| What is asked |
Exclude the pictures, then repeat the remaining data exactly.
╭──
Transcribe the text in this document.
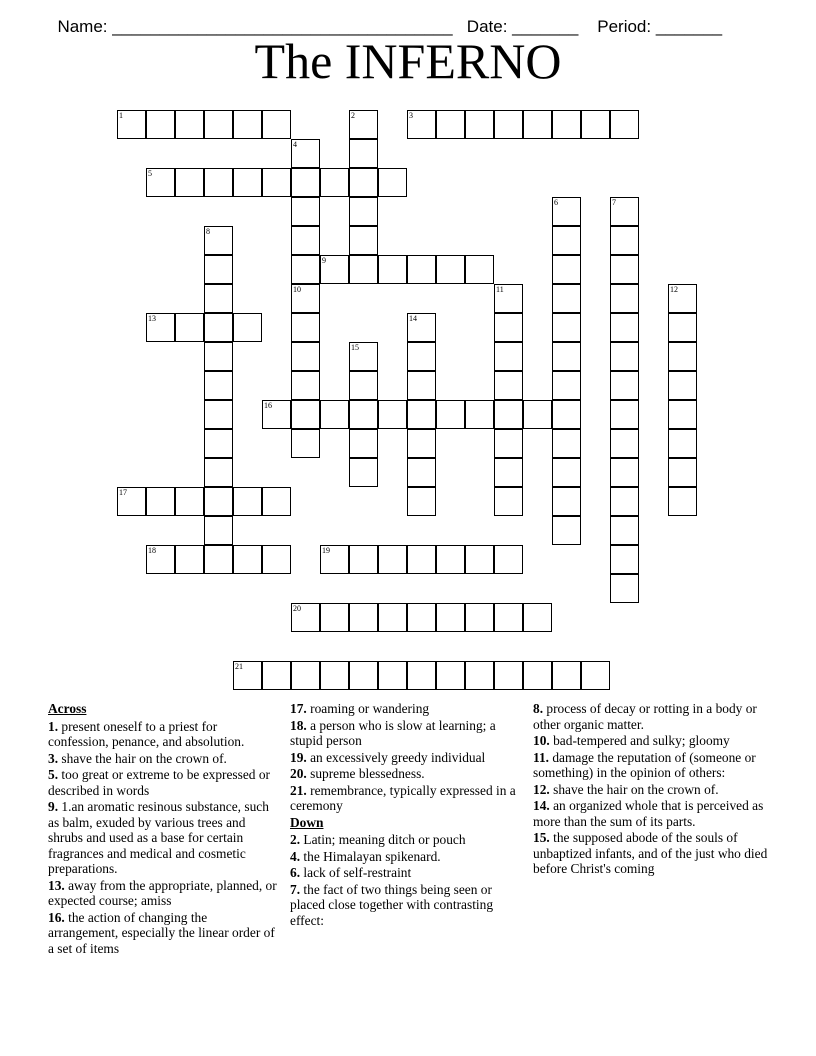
Name: ____________________________________ Date: _______ Period: _______

The INFERNO
1	2	3
4
5
6	7
8
9
10	11	12
13	14
15
16
17
18	19
20
21
Across
1. present oneself to a priest for confession, penance, and absolution.
3. shave the hair on the crown of.
5. too great or extreme to be expressed or described in words
9. 1.an aromatic resinous substance, such as balm, exuded by various trees and shrubs and used as a base for certain fragrances and medical and cosmetic preparations.
13. away from the appropriate, planned, or expected course; amiss
16. the action of changing the arrangement, especially the linear order of a set of items
17. roaming or wandering
18. a person who is slow at learning; a stupid person
19. an excessively greedy individual
20. supreme blessedness.
21. remembrance, typically expressed in a ceremony
Down
2. Latin; meaning ditch or pouch
4. the Himalayan spikenard.
6. lack of self-restraint
7. the fact of two things being seen or placed close together with contrasting effect:
8. process of decay or rotting in a body or other organic matter.
10. bad-tempered and sulky; gloomy
11. damage the reputation of (someone or something) in the opinion of others:
12. shave the hair on the crown of.
14. an organized whole that is perceived as more than the sum of its parts.
15. the supposed abode of the souls of unbaptized infants, and of the just who died before Christ's coming
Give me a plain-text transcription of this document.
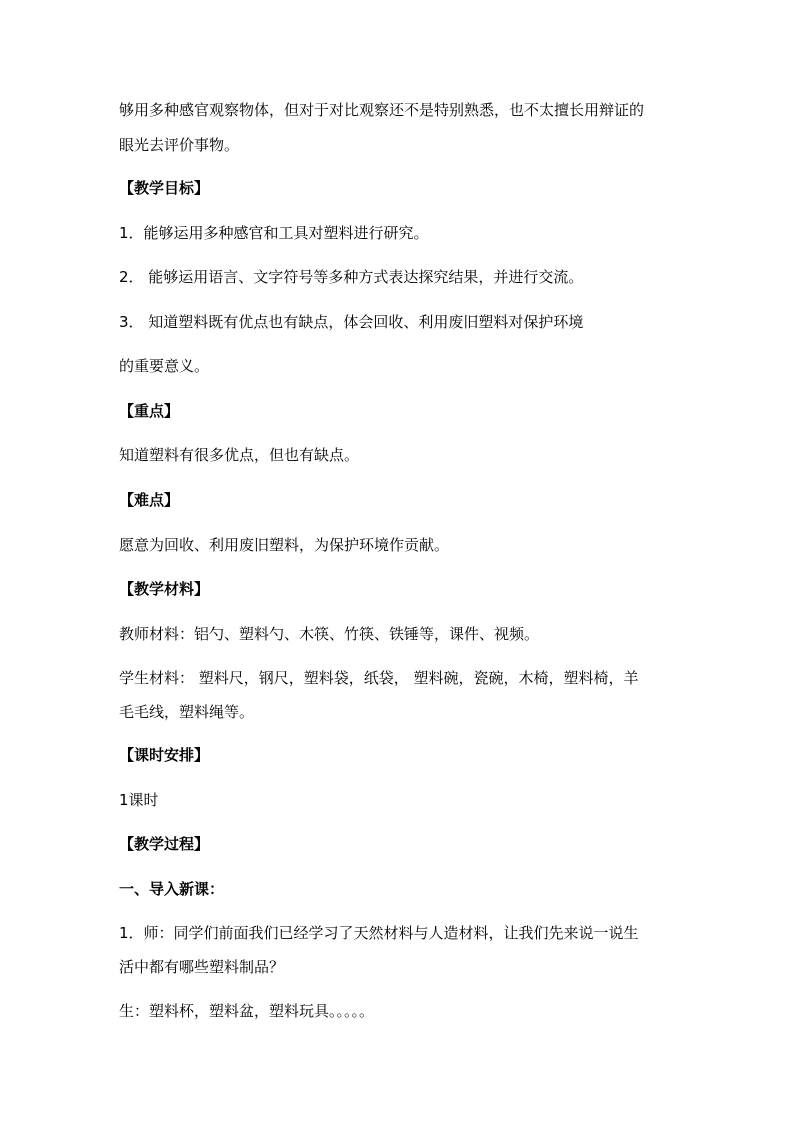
够用多种感官观察物体，但对于对比观察还不是特别熟悉，也不太擅长用辩证的
眼光去评价事物。
【教学目标】
1．能够运用多种感官和工具对塑料进行研究。
2． 能够运用语言、文字符号等多种方式表达探究结果，并进行交流。
3． 知道塑料既有优点也有缺点，体会回收、利用废旧塑料对保护环境
的重要意义。
【重点】
知道塑料有很多优点，但也有缺点。
【难点】
愿意为回收、利用废旧塑料，为保护环境作贡献。
【教学材料】
教师材料：铝勺、塑料勺、木筷、竹筷、铁锤等，课件、视频。
学生材料： 塑料尺，钢尺，塑料袋，纸袋， 塑料碗，瓷碗，木椅，塑料椅，羊
毛毛线，塑料绳等。
【课时安排】
1课时
【教学过程】
一、导入新课：
1．师：同学们前面我们已经学习了天然材料与人造材料，让我们先来说一说生
活中都有哪些塑料制品？
生：塑料杯，塑料盆，塑料玩具。。。。。
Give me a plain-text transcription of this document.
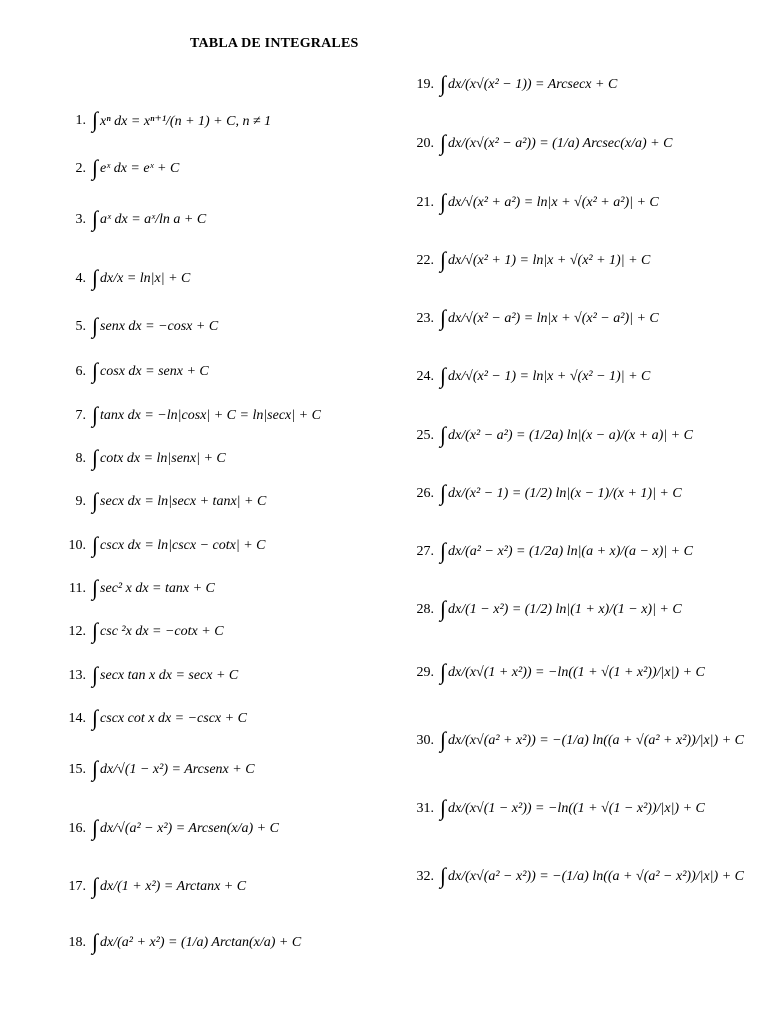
TABLA DE INTEGRALES
1. ∫ xⁿ dx = xⁿ⁺¹/(n + 1) + C, n ≠ 1
2. ∫ eˣ dx = eˣ + C
3. ∫ aˣ dx = aˣ/ln a + C
4. ∫ dx/x = ln|x| + C
5. ∫ senx dx = −cosx + C
6. ∫ cosx dx = senx + C
7. ∫ tanx dx = −ln|cosx| + C = ln|secx| + C
8. ∫ cotx dx = ln|senx| + C
9. ∫ secx dx = ln|secx + tanx| + C
10. ∫ cscx dx = ln|cscx − cotx| + C
11. ∫ sec² x dx = tanx + C
12. ∫ csc ²x dx = −cotx + C
13. ∫ secx tan x dx = secx + C
14. ∫ cscx cot x dx = −cscx + C
15. ∫ dx/√(1 − x²) = Arcsenx + C
16. ∫ dx/√(a² − x²) = Arcsen(x/a) + C
17. ∫ dx/(1 + x²) = Arctanx + C
18. ∫ dx/(a² + x²) = (1/a) Arctan(x/a) + C
19. ∫ dx/(x√(x² − 1)) = Arcsecx + C
20. ∫ dx/(x√(x² − a²)) = (1/a) Arcsec(x/a) + C
21. ∫ dx/√(x² + a²) = ln|x + √(x² + a²)| + C
22. ∫ dx/√(x² + 1) = ln|x + √(x² + 1)| + C
23. ∫ dx/√(x² − a²) = ln|x + √(x² − a²)| + C
24. ∫ dx/√(x² − 1) = ln|x + √(x² − 1)| + C
25. ∫ dx/(x² − a²) = (1/2a) ln|(x − a)/(x + a)| + C
26. ∫ dx/(x² − 1) = (1/2) ln|(x − 1)/(x + 1)| + C
27. ∫ dx/(a² − x²) = (1/2a) ln|(a + x)/(a − x)| + C
28. ∫ dx/(1 − x²) = (1/2) ln|(1 + x)/(1 − x)| + C
29. ∫ dx/(x√(1 + x²)) = −ln((1 + √(1 + x²))/|x|) + C
30. ∫ dx/(x√(a² + x²)) = −(1/a) ln((a + √(a² + x²))/|x|) + C
31. ∫ dx/(x√(1 − x²)) = −ln((1 + √(1 − x²))/|x|) + C
32. ∫ dx/(x√(a² − x²)) = −(1/a) ln((a + √(a² − x²))/|x|) + C
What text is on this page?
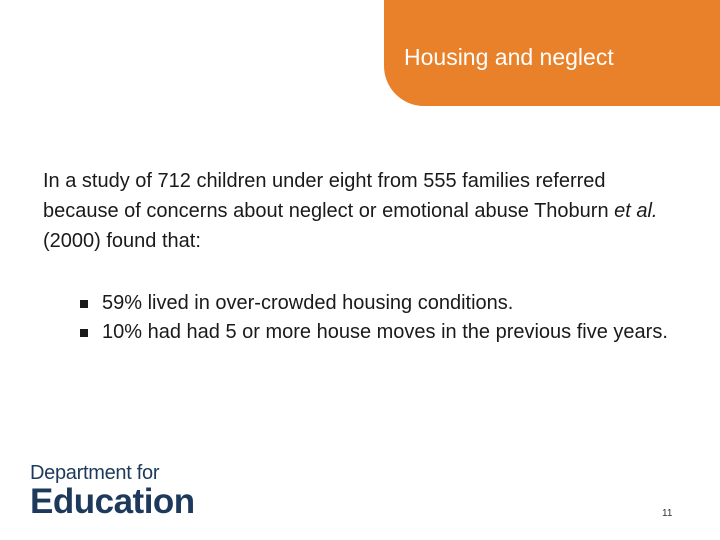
Housing and neglect
In a study of 712 children under eight from 555 families referred because of concerns about neglect or emotional abuse Thoburn et al. (2000) found that:
59% lived in over-crowded housing conditions.
10% had had 5 or more house moves in the previous five years.
Department for
Education	11
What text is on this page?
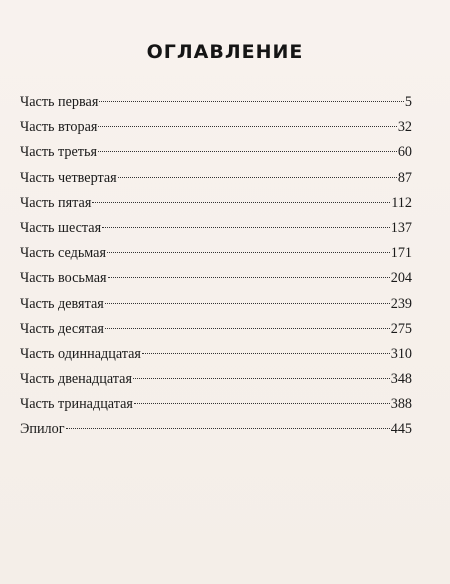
ОГЛАВЛЕНИЕ
Часть первая	5
Часть вторая	32
Часть третья	60
Часть четвертая	87
Часть пятая	112
Часть шестая	137
Часть седьмая	171
Часть восьмая	204
Часть девятая	239
Часть десятая	275
Часть одиннадцатая	310
Часть двенадцатая	348
Часть тринадцатая	388
Эпилог	445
╰──
| Result for this task |
Transcribe the text in this document.
Name: ____________________________________ Date: _______ Period: _______

The INFERNO
1	2	3
4
5
6	7
8
9
10	11	12
13	14
15
16
17
18	19
20
21
Across
1. present oneself to a priest for confession, penance, and absolution.
3. shave the hair on the crown of.
5. too great or extreme to be expressed or described in words
9. 1.an aromatic resinous substance, such as balm, exuded by various trees and shrubs and used as a base for certain fragrances and medical and cosmetic preparations.
13. away from the appropriate, planned, or expected course; amiss
16. the action of changing the arrangement, especially the linear order of a set of items
17. roaming or wandering
18. a person who is slow at learning; a stupid person
19. an excessively greedy individual
20. supreme blessedness.
21. remembrance, typically expressed in a ceremony
Down
2. Latin; meaning ditch or pouch
4. the Himalayan spikenard.
6. lack of self-restraint
7. the fact of two things being seen or placed close together with contrasting effect:
8. process of decay or rotting in a body or other organic matter.
10. bad-tempered and sulky; gloomy
11. damage the reputation of (someone or something) in the opinion of others:
12. shave the hair on the crown of.
14. an organized whole that is perceived as more than the sum of its parts.
15. the supposed abode of the souls of unbaptized infants, and of the just who died before Christ's coming
Give me a plain-text transcription of this document.
够用多种感官观察物体，但对于对比观察还不是特别熟悉，也不太擅长用辩证的
眼光去评价事物。
【教学目标】
1．能够运用多种感官和工具对塑料进行研究。
2． 能够运用语言、文字符号等多种方式表达探究结果，并进行交流。
3． 知道塑料既有优点也有缺点，体会回收、利用废旧塑料对保护环境
的重要意义。
【重点】
知道塑料有很多优点，但也有缺点。
【难点】
愿意为回收、利用废旧塑料，为保护环境作贡献。
【教学材料】
教师材料：铝勺、塑料勺、木筷、竹筷、铁锤等，课件、视频。
学生材料： 塑料尺，钢尺，塑料袋，纸袋， 塑料碗，瓷碗，木椅，塑料椅，羊
毛毛线，塑料绳等。
【课时安排】
1课时
【教学过程】
一、导入新课：
1．师：同学们前面我们已经学习了天然材料与人造材料，让我们先来说一说生
活中都有哪些塑料制品？
生：塑料杯，塑料盆，塑料玩具。。。。。
Give me a plain-text transcription of this document.
TABLA DE INTEGRALES
1. ∫ xⁿ dx = xⁿ⁺¹/(n + 1) + C, n ≠ 1
2. ∫ eˣ dx = eˣ + C
3. ∫ aˣ dx = aˣ/ln a + C
4. ∫ dx/x = ln|x| + C
5. ∫ senx dx = −cosx + C
6. ∫ cosx dx = senx + C
7. ∫ tanx dx = −ln|cosx| + C = ln|secx| + C
8. ∫ cotx dx = ln|senx| + C
9. ∫ secx dx = ln|secx + tanx| + C
10. ∫ cscx dx = ln|cscx − cotx| + C
11. ∫ sec² x dx = tanx + C
12. ∫ csc ²x dx = −cotx + C
13. ∫ secx tan x dx = secx + C
14. ∫ cscx cot x dx = −cscx + C
15. ∫ dx/√(1 − x²) = Arcsenx + C
16. ∫ dx/√(a² − x²) = Arcsen(x/a) + C
17. ∫ dx/(1 + x²) = Arctanx + C
18. ∫ dx/(a² + x²) = (1/a) Arctan(x/a) + C
19. ∫ dx/(x√(x² − 1)) = Arcsecx + C
20. ∫ dx/(x√(x² − a²)) = (1/a) Arcsec(x/a) + C
21. ∫ dx/√(x² + a²) = ln|x + √(x² + a²)| + C
22. ∫ dx/√(x² + 1) = ln|x + √(x² + 1)| + C
23. ∫ dx/√(x² − a²) = ln|x + √(x² − a²)| + C
24. ∫ dx/√(x² − 1) = ln|x + √(x² − 1)| + C
25. ∫ dx/(x² − a²) = (1/2a) ln|(x − a)/(x + a)| + C
26. ∫ dx/(x² − 1) = (1/2) ln|(x − 1)/(x + 1)| + C
27. ∫ dx/(a² − x²) = (1/2a) ln|(a + x)/(a − x)| + C
28. ∫ dx/(1 − x²) = (1/2) ln|(1 + x)/(1 − x)| + C
29. ∫ dx/(x√(1 + x²)) = −ln((1 + √(1 + x²))/|x|) + C
30. ∫ dx/(x√(a² + x²)) = −(1/a) ln((a + √(a² + x²))/|x|) + C
31. ∫ dx/(x√(1 − x²)) = −ln((1 + √(1 − x²))/|x|) + C
32. ∫ dx/(x√(a² − x²)) = −(1/a) ln((a + √(a² − x²))/|x|) + C
What text is on this page?
Housing and neglect
In a study of 712 children under eight from 555 families referred because of concerns about neglect or emotional abuse Thoburn et al. (2000) found that:
59% lived in over-crowded housing conditions.
10% had had 5 or more house moves in the previous five years.
Department for
Education	11
What text is on this page?
ОГЛАВЛЕНИЕ
Часть первая	5
Часть вторая	32
Часть третья	60
Часть четвертая	87
Часть пятая	112
Часть шестая	137
Часть седьмая	171
Часть восьмая	204
Часть девятая	239
Часть десятая	275
Часть одиннадцатая	310
Часть двенадцатая	348
Часть тринадцатая	388
Эпилог	445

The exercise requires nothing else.